What you should do: Transcribe every entry word for word. Skip the pictures.

---

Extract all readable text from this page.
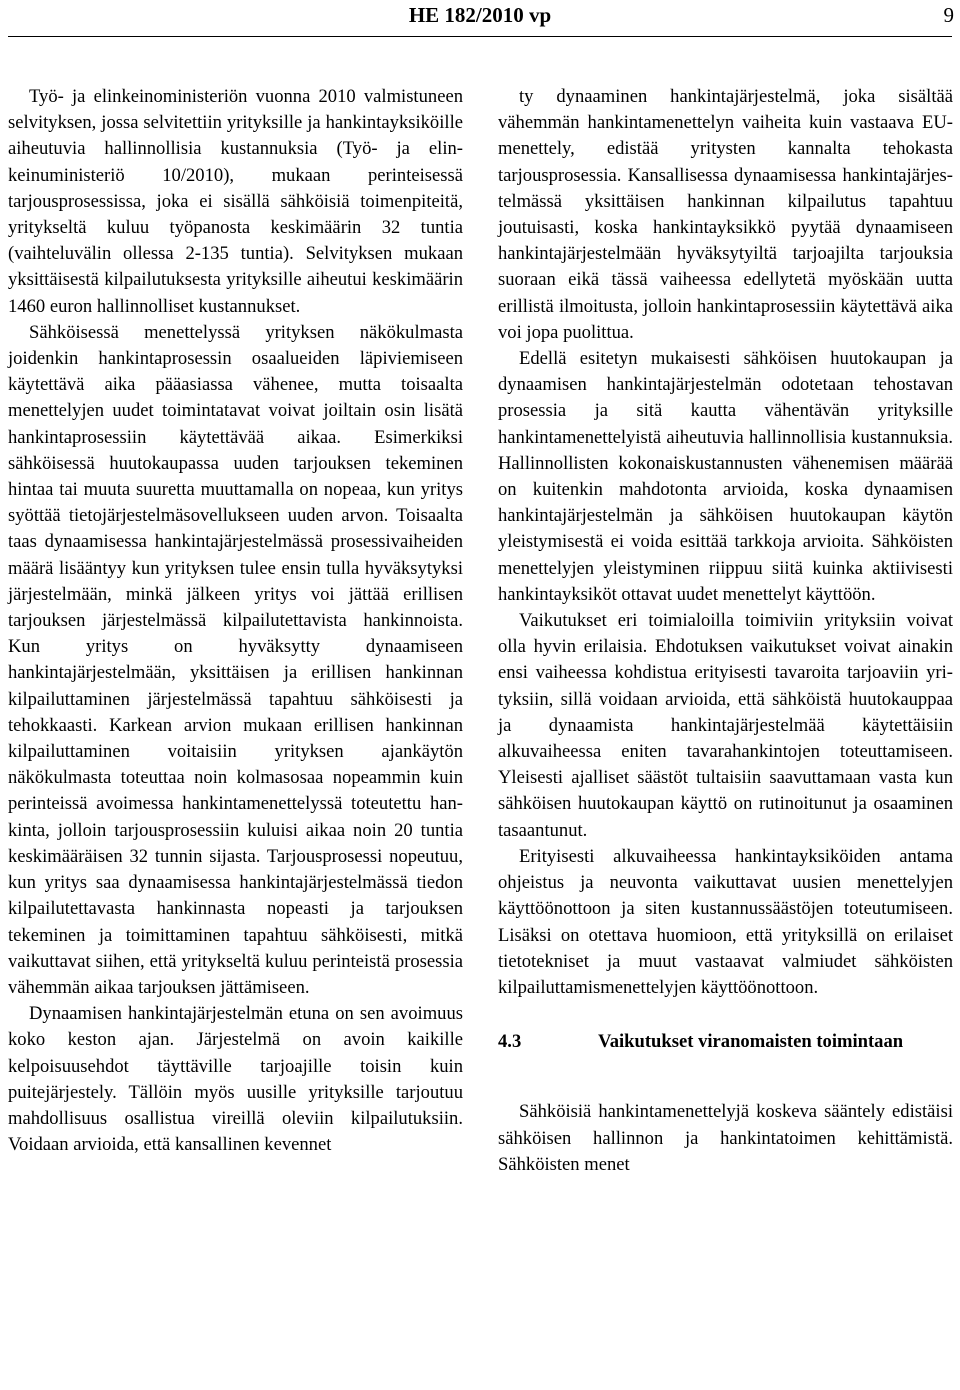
HE 182/2010 vp	9

Työ- ja elinkeinoministeriön vuonna 2010 valmistuneen selvityksen, jossa selvitettiin yrityksille ja hankintayksiköille aiheutuvia hallinnollisia kustannuksia (Työ- ja elinkeinuministeriö 10/2010), mukaan perinteisessä tarjousprosessissa, joka ei sisällä sähköisiä toimenpiteitä, yritykseltä kuluu työpanosta keskimäärin 32 tuntia (vaihteluvälin ollessa 2-135 tuntia). Selvityksen mukaan yksittäisestä kilpailutuksesta yrityksille aiheutui keskimäärin 1460 euron hallinnolliset kustannukset.

Sähköisessä menettelyssä yrityksen näkökulmasta joidenkin hankintaprosessin osaalueiden läpiviemiseen käytettävä aika pääasiassa vähenee, mutta toisaalta menettelyjen uudet toimintatavat voivat joiltain osin lisätä hankintaprosessiin käytettävää aikaa. Esimerkiksi sähköisessä huutokaupassa uuden tarjouksen tekeminen hintaa tai muuta suuretta muuttamalla on nopeaa, kun yritys syöttää tietojärjestelmäsovellukseen uuden arvon. Toisaalta taas dynaamisessa hankintajärjestelmässä prosessivaiheiden määrä lisääntyy kun yrityksen tulee ensin tulla hyväksytyksi järjestelmään, minkä jälkeen yritys voi jättää erillisen tarjouksen järjestelmässä kilpailutettavista hankinnoista. Kun yritys on hyväksytty dynaamiseen hankintajärjestelmään, yksittäisen ja erillisen hankinnan kilpailuttaminen järjestelmässä tapahtuu sähköisesti ja tehokkaasti. Karkean arvion mukaan erillisen hankinnan kilpailuttaminen voitaisiin yrityksen ajankäytön näkökulmasta toteuttaa noin kolmasosaa nopeammin kuin perinteissä avoimessa hankintamenettelyssä toteutettu hankinta, jolloin tarjousprosessiin kuluisi aikaa noin 20 tuntia keskimääräisen 32 tunnin sijasta. Tarjousprosessi nopeutuu, kun yritys saa dynaamisessa hankintajärjestelmässä tiedon kilpailutettavasta hankinnasta nopeasti ja tarjouksen tekeminen ja toimittaminen tapahtuu sähköisesti, mitkä vaikuttavat siihen, että yritykseltä kuluu perinteistä prosessia vähemmän aikaa tarjouksen jättämiseen.

Dynaamisen hankintajärjestelmän etuna on sen avoimuus koko keston ajan. Järjestelmä on avoin kaikille kelpoisuusehdot täyttäville tarjoajille toisin kuin puitejärjestely. Tällöin myös uusille yrityksille tarjoutuu mahdollisuus osallistua vireillä oleviin kilpailutuksiin. Voidaan arvioida, että kansallinen kevennet

ty dynaaminen hankintajärjestelmä, joka sisältää vähemmän hankintamenettelyn vaiheita kuin vastaava EU-menettely, edistää yritysten kannalta tehokasta tarjousprosessia. Kansallisessa dynaamisessa hankintajärjestelmässä yksittäisen hankinnan kilpailutus tapahtuu joutuisasti, koska hankintayksikkö pyytää dynaamiseen hankintajärjestelmään hyväksytyiltä tarjoajilta tarjouksia suoraan eikä tässä vaiheessa edellytetä myöskään uutta erillistä ilmoitusta, jolloin hankintaprosessiin käytettävä aika voi jopa puolittua.

Edellä esitetyn mukaisesti sähköisen huutokaupan ja dynaamisen hankintajärjestelmän odotetaan tehostavan prosessia ja sitä kautta vähentävän yrityksille hankintamenettelyistä aiheutuvia hallinnollisia kustannuksia. Hallinnollisten kokonaiskustannusten vähenemisen määrää on kuitenkin mahdotonta arvioida, koska dynaamisen hankintajärjestelmän ja sähköisen huutokaupan käytön yleistymisestä ei voida esittää tarkkoja arvioita. Sähköisten menettelyjen yleistyminen riippuu siitä kuinka aktiivisesti hankintayksiköt ottavat uudet menettelyt käyttöön.

Vaikutukset eri toimialoilla toimiviin yrityksiin voivat olla hyvin erilaisia. Ehdotuksen vaikutukset voivat ainakin ensi vaiheessa kohdistua erityisesti tavaroita tarjoaviin yrityksiin, sillä voidaan arvioida, että sähköistä huutokauppaa ja dynaamista hankintajärjestelmää käytettäisiin alkuvaiheessa eniten tavarahankintojen toteuttamiseen. Yleisesti ajalliset säästöt tultaisiin saavuttamaan vasta kun sähköisen huutokaupan käyttö on rutinoitunut ja osaaminen tasaantunut.

Erityisesti alkuvaiheessa hankintayksiköiden antama ohjeistus ja neuvonta vaikuttavat uusien menettelyjen käyttöönottoon ja siten kustannussäästöjen toteutumiseen. Lisäksi on otettava huomioon, että yrityksillä on erilaiset tietotekniset ja muut vastaavat valmiudet sähköisten kilpailuttamismenettelyjen käyttöönottoon.

4.3	Vaikutukset viranomaisten toimintaan

Sähköisiä hankintamenettelyjä koskeva sääntely edistäisi sähköisen hallinnon ja hankintatoimen kehittämistä. Sähköisten menet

---

Answer:
Extract all readable text from this page.
HE 182/2010 vp	9

Työ- ja elinkeinoministeriön vuonna 2010 valmistuneen selvityksen, jossa selvitettiin yrityksille ja hankintayksiköille aiheutuvia hallinnollisia kustannuksia (Työ- ja elinkeinuministeriö 10/2010), mukaan perinteisessä tarjousprosessissa, joka ei sisällä sähköisiä toimenpiteitä, yritykseltä kuluu työpanosta keskimäärin 32 tuntia (vaihteluvälin ollessa 2-135 tuntia). Selvityksen mukaan yksittäisestä kilpailutuksesta yrityksille aiheutui keskimäärin 1460 euron hallinnolliset kustannukset.

Sähköisessä menettelyssä yrityksen näkökulmasta joidenkin hankintaprosessin osaalueiden läpiviemiseen käytettävä aika pääasiassa vähenee, mutta toisaalta menettelyjen uudet toimintatavat voivat joiltain osin lisätä hankintaprosessiin käytettävää aikaa. Esimerkiksi sähköisessä huutokaupassa uuden tarjouksen tekeminen hintaa tai muuta suuretta muuttamalla on nopeaa, kun yritys syöttää tietojärjestelmäsovellukseen uuden arvon. Toisaalta taas dynaamisessa hankintajärjestelmässä prosessivaiheiden määrä lisääntyy kun yrityksen tulee ensin tulla hyväksytyksi järjestelmään, minkä jälkeen yritys voi jättää erillisen tarjouksen järjestelmässä kilpailutettavista hankinnoista. Kun yritys on hyväksytty dynaamiseen hankintajärjestelmään, yksittäisen ja erillisen hankinnan kilpailuttaminen järjestelmässä tapahtuu sähköisesti ja tehokkaasti. Karkean arvion mukaan erillisen hankinnan kilpailuttaminen voitaisiin yrityksen ajankäytön näkökulmasta toteuttaa noin kolmasosaa nopeammin kuin perinteissä avoimessa hankintamenettelyssä toteutettu hankinta, jolloin tarjousprosessiin kuluisi aikaa noin 20 tuntia keskimääräisen 32 tunnin sijasta. Tarjousprosessi nopeutuu, kun yritys saa dynaamisessa hankintajärjestelmässä tiedon kilpailutettavasta hankinnasta nopeasti ja tarjouksen tekeminen ja toimittaminen tapahtuu sähköisesti, mitkä vaikuttavat siihen, että yritykseltä kuluu perinteistä prosessia vähemmän aikaa tarjouksen jättämiseen.

Dynaamisen hankintajärjestelmän etuna on sen avoimuus koko keston ajan. Järjestelmä on avoin kaikille kelpoisuusehdot täyttäville tarjoajille toisin kuin puitejärjestely. Tällöin myös uusille yrityksille tarjoutuu mahdollisuus osallistua vireillä oleviin kilpailutuksiin. Voidaan arvioida, että kansallinen kevennet

ty dynaaminen hankintajärjestelmä, joka sisältää vähemmän hankintamenettelyn vaiheita kuin vastaava EU-menettely, edistää yritysten kannalta tehokasta tarjousprosessia. Kansallisessa dynaamisessa hankintajärjestelmässä yksittäisen hankinnan kilpailutus tapahtuu joutuisasti, koska hankintayksikkö pyytää dynaamiseen hankintajärjestelmään hyväksytyiltä tarjoajilta tarjouksia suoraan eikä tässä vaiheessa edellytetä myöskään uutta erillistä ilmoitusta, jolloin hankintaprosessiin käytettävä aika voi jopa puolittua.

Edellä esitetyn mukaisesti sähköisen huutokaupan ja dynaamisen hankintajärjestelmän odotetaan tehostavan prosessia ja sitä kautta vähentävän yrityksille hankintamenettelyistä aiheutuvia hallinnollisia kustannuksia. Hallinnollisten kokonaiskustannusten vähenemisen määrää on kuitenkin mahdotonta arvioida, koska dynaamisen hankintajärjestelmän ja sähköisen huutokaupan käytön yleistymisestä ei voida esittää tarkkoja arvioita. Sähköisten menettelyjen yleistyminen riippuu siitä kuinka aktiivisesti hankintayksiköt ottavat uudet menettelyt käyttöön.

Vaikutukset eri toimialoilla toimiviin yrityksiin voivat olla hyvin erilaisia. Ehdotuksen vaikutukset voivat ainakin ensi vaiheessa kohdistua erityisesti tavaroita tarjoaviin yrityksiin, sillä voidaan arvioida, että sähköistä huutokauppaa ja dynaamista hankintajärjestelmää käytettäisiin alkuvaiheessa eniten tavarahankintojen toteuttamiseen. Yleisesti ajalliset säästöt tultaisiin saavuttamaan vasta kun sähköisen huutokaupan käyttö on rutinoitunut ja osaaminen tasaantunut.

Erityisesti alkuvaiheessa hankintayksiköiden antama ohjeistus ja neuvonta vaikuttavat uusien menettelyjen käyttöönottoon ja siten kustannussäästöjen toteutumiseen. Lisäksi on otettava huomioon, että yrityksillä on erilaiset tietotekniset ja muut vastaavat valmiudet sähköisten kilpailuttamismenettelyjen käyttöönottoon.

4.3	Vaikutukset viranomaisten toimintaan

Sähköisiä hankintamenettelyjä koskeva sääntely edistäisi sähköisen hallinnon ja hankintatoimen kehittämistä. Sähköisten menet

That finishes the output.